=== Data supplied ===
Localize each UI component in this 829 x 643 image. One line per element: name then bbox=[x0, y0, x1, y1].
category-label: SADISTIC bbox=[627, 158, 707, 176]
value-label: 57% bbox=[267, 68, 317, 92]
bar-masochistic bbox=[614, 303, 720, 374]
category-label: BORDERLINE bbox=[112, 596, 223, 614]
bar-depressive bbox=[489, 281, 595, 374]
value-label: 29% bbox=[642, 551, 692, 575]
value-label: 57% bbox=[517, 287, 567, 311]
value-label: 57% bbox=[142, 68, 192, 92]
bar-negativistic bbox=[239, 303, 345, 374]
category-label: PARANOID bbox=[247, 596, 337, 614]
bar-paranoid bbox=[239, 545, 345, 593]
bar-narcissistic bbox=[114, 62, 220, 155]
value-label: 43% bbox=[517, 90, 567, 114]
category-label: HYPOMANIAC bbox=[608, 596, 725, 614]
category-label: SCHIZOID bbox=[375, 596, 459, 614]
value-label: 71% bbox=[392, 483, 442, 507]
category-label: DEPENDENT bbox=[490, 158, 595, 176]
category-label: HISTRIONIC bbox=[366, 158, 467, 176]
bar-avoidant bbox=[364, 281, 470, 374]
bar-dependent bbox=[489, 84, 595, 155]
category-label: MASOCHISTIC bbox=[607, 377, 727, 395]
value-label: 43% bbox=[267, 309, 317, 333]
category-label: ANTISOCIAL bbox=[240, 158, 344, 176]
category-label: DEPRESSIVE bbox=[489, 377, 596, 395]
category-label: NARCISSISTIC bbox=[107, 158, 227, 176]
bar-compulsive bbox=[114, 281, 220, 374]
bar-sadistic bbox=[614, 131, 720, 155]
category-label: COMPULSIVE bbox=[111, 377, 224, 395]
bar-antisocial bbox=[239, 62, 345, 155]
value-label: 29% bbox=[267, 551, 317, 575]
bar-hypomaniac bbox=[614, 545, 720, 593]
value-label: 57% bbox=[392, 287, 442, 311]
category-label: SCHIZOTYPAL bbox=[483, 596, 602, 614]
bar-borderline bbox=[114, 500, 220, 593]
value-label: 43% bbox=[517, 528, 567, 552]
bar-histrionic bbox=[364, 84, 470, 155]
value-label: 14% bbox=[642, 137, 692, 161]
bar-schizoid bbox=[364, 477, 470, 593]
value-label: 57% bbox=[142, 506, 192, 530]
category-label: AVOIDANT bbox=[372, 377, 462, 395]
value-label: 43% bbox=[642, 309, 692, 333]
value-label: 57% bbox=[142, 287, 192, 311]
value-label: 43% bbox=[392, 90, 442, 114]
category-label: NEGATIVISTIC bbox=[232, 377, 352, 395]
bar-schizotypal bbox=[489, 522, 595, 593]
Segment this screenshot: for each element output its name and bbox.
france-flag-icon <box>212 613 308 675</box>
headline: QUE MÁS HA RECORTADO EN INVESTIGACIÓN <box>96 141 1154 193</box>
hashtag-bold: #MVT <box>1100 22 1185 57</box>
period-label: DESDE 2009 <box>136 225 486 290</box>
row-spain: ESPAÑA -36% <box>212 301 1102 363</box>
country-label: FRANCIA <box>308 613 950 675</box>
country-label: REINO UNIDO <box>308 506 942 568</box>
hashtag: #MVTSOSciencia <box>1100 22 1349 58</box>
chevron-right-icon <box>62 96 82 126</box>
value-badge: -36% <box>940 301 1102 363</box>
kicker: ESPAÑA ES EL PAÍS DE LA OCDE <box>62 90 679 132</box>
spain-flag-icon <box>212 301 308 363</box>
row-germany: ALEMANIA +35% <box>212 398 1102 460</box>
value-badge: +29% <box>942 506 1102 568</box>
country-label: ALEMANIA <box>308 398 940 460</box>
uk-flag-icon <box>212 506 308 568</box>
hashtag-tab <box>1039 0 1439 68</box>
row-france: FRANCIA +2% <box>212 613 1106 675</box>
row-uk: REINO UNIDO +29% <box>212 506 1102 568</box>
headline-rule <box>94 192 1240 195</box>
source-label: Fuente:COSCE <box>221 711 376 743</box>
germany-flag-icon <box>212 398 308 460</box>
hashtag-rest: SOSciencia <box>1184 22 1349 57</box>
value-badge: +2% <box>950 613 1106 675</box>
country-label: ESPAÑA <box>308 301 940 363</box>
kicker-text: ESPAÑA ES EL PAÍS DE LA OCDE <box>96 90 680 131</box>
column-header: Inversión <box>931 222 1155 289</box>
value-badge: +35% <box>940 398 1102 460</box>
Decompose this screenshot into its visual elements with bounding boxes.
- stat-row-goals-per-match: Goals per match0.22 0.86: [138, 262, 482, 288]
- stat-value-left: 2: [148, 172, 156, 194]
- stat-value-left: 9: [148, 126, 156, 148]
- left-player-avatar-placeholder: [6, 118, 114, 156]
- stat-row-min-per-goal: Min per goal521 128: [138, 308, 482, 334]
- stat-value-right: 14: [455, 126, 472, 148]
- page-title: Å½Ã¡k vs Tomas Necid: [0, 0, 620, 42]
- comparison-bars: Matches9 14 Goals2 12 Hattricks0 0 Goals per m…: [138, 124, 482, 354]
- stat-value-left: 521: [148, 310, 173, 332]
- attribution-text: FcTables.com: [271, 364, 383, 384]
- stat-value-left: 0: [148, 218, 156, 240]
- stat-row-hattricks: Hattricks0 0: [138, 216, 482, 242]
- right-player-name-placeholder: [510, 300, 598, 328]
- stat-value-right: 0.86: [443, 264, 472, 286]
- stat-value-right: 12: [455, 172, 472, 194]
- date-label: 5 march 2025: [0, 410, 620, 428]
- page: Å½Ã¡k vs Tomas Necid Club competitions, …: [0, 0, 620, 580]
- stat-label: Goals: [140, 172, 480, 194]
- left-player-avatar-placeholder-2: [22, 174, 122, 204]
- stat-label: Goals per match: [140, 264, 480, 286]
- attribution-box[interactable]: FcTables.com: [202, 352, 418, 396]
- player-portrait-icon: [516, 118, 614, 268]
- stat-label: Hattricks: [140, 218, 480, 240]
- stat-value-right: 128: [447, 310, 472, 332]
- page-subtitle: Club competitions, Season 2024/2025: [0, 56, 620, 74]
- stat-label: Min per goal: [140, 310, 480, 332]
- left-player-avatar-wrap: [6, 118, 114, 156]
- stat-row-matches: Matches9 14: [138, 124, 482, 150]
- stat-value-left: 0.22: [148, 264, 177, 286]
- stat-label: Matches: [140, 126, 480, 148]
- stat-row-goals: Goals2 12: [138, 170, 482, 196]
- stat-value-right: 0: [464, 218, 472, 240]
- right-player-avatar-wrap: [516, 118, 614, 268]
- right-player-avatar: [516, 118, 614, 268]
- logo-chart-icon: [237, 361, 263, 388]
===
▶ The task
Copy the stretch of the entries above from their first line through the line containing "bar-negativistic bbox=[239, 303, 345, 374]", including that line, and reproduce each line without any change.

▶ Solution
Localize each UI component in this 829 x 643 image. One line per element: name then bbox=[x0, y0, x1, y1].
category-label: SADISTIC bbox=[627, 158, 707, 176]
value-label: 57% bbox=[267, 68, 317, 92]
bar-masochistic bbox=[614, 303, 720, 374]
category-label: BORDERLINE bbox=[112, 596, 223, 614]
bar-depressive bbox=[489, 281, 595, 374]
value-label: 29% bbox=[642, 551, 692, 575]
value-label: 57% bbox=[517, 287, 567, 311]
value-label: 57% bbox=[142, 68, 192, 92]
bar-negativistic bbox=[239, 303, 345, 374]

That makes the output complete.